(ACTIVITIES):
1: Decide whether each statement below agrees with the letters below, answering yes or no and quoting the exact words of the letters that settle it. (a) Guardrails stand in the median from mile marker 149 to the Pennsylvania border. (b) The FBI director briefed congress on Jan. 31. (c) The writer on home solar is a retired military engineer.
2: Using the letters below, answer these questions:
(a) What is the exit number of the Star City exit?
(b) How many others were hospitalized after the Jan. 3 accident?
(c) Which utility systems are named as possible targets of cyberattacks?
3: Change the letters below by rewriting the part starting with "In the case" and going on through "the net-metering rules.", with "power stations" replaced by "power plants".

(GIVEN TEXT):
From just north of the Uffington Bridge on Interstate 79, south through Marion County and into Harrison County, there are guardrails or cable guardrails in the median in order to prevent vehicles from crossing through the median into oncoming traffic. From mile marker 149 to the Pennsylvania border, there are no guardrails in the median.
On Jan. 3, near mile marker 150, two Monongalia County residents, Zaquan (age 21) and Margaret (age 19), died in a vehicle-crossing-the-median accident. Two others were hospitalized. So where is the outrage? How many cross-median accidents will occur before the DOH installs cable guardrails in the median up to the Pennsylvania border? Note that the interstate between the Star City exit (155) and the Westover exit (152) is heavily traveled by local residents.
We have allowed the Justice Administration to ignore roadway safety issues in Monongalia County. So the next time you see one of our elected officials, ask them about the guardrail issue.
Home solar power is a form of cybersecurity
On Jan. 31, the FBI director briefed congress on the threats that Chinese hackers pose to the infrastructure of the United States. Those threats include cyberattacks on utility systems such as water, gas and oil pipelines and the electrical grid. He outlined a scenario in which if we were to engage in a war with China, or if we tried to interfere with a Communist Chinese takeover of Taiwan, then the Chinese would execute these cyberattacks; a scary scenario for U.S. citizens.
How fortunate for us that our state lawmakers are in session right now and can work on laws to prepare the state in the event this scenario becomes a reality. As a retired military engineer, I’ve spent much of my career anticipating attacks on infrastructure and how to minimize those effects, and one of the best ways is to decentralize them. This means that instead of having one critical piece of equipment or one primary site, equipment is distributed across the system.
In the case of electrical systems, we have the ability to decentralize power production by having, in addition to power stations, home production units in the form of home solar.
However, we cannot wait until this cyberattack scenario becomes a reality to develop a decentralized capability, and our state lawmakers do not need to spend millions of dollars to do it. All they need to do is create a fiscal environment that encourages individuals to install home solar systems themselves — or to not implement barriers for individuals to own them, such as the changes under consideration to the net-metering rules.

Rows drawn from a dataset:
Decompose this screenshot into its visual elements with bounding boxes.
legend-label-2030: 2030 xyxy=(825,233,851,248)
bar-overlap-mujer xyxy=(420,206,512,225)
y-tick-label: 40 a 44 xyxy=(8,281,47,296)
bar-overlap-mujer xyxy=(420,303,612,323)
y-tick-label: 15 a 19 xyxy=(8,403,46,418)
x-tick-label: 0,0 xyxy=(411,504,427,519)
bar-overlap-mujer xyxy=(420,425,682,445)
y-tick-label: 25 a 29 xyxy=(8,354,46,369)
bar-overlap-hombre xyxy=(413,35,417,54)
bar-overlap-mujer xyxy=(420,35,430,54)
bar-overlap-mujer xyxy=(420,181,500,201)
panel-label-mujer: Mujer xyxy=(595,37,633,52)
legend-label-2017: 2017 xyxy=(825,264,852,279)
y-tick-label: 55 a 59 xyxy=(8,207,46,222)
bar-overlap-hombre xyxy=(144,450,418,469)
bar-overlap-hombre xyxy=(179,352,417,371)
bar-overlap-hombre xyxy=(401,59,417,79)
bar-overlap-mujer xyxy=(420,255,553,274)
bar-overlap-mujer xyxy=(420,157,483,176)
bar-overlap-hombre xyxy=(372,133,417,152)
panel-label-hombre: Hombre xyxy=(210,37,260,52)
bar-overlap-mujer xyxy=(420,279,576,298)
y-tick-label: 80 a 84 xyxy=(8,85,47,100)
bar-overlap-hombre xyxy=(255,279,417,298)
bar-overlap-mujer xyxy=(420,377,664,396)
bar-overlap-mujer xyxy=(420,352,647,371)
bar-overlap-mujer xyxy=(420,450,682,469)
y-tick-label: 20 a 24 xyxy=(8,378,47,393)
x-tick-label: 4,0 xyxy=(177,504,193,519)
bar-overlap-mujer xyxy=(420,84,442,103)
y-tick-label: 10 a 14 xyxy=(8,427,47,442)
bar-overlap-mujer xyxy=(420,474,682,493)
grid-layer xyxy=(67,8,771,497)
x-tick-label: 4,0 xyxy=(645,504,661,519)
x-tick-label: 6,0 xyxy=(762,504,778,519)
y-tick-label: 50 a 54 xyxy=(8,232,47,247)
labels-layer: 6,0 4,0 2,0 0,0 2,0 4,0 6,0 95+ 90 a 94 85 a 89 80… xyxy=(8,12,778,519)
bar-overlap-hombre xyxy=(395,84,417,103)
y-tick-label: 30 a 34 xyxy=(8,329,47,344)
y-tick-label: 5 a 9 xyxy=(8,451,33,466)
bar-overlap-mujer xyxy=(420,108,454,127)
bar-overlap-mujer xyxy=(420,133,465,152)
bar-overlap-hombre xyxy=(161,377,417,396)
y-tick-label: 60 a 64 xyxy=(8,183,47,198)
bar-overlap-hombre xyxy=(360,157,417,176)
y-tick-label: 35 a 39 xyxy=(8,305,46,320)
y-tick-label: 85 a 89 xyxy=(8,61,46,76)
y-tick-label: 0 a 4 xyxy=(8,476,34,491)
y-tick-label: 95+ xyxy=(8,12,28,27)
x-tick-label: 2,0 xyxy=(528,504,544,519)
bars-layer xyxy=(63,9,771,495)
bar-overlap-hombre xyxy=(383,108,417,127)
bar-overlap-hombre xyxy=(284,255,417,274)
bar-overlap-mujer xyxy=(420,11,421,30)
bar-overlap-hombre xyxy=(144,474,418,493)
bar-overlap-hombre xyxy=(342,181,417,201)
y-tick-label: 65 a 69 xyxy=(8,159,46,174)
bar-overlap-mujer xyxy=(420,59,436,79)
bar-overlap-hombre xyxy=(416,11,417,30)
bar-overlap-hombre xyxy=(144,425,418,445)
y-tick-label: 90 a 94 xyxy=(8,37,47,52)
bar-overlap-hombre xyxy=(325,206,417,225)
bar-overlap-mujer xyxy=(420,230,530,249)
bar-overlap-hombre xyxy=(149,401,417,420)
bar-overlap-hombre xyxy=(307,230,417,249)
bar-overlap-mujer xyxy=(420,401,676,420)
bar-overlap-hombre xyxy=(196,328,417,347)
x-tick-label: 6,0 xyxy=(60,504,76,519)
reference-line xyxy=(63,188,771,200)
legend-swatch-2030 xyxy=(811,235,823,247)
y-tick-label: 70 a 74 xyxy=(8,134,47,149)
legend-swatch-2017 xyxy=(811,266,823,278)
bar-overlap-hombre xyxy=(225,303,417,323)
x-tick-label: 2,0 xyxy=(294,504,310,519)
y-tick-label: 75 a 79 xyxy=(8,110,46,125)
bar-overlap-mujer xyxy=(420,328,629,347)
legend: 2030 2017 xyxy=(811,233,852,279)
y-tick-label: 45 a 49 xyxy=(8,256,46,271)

(ANSWERS PROVIDED):
1:
(a) No: "From mile marker 149 to the Pennsylvania border, there are no guardrails in the median."
(b) Yes: "On Jan. 31, the FBI director briefed congress on the threats that Chinese hackers pose to the infrastructure of the United States."
(c) Yes: "As a retired military engineer, I’ve spent much of my career anticipating attacks on infrastructure"

2:
(a) 155
(b) Two
(c) Water, gas and oil pipelines and the electrical grid

3:
In the case of electrical systems, we have the ability to decentralize power production by having, in addition to power plants, home production units in the form of home solar.
However, we cannot wait until this cyberattack scenario becomes a reality to develop a decentralized capability, and our state lawmakers do not need to spend millions of dollars to do it. All they need to do is create a fiscal environment that encourages individuals to install home solar systems themselves — or to not implement barriers for individuals to own them, such as the changes under consideration to the net-metering rules.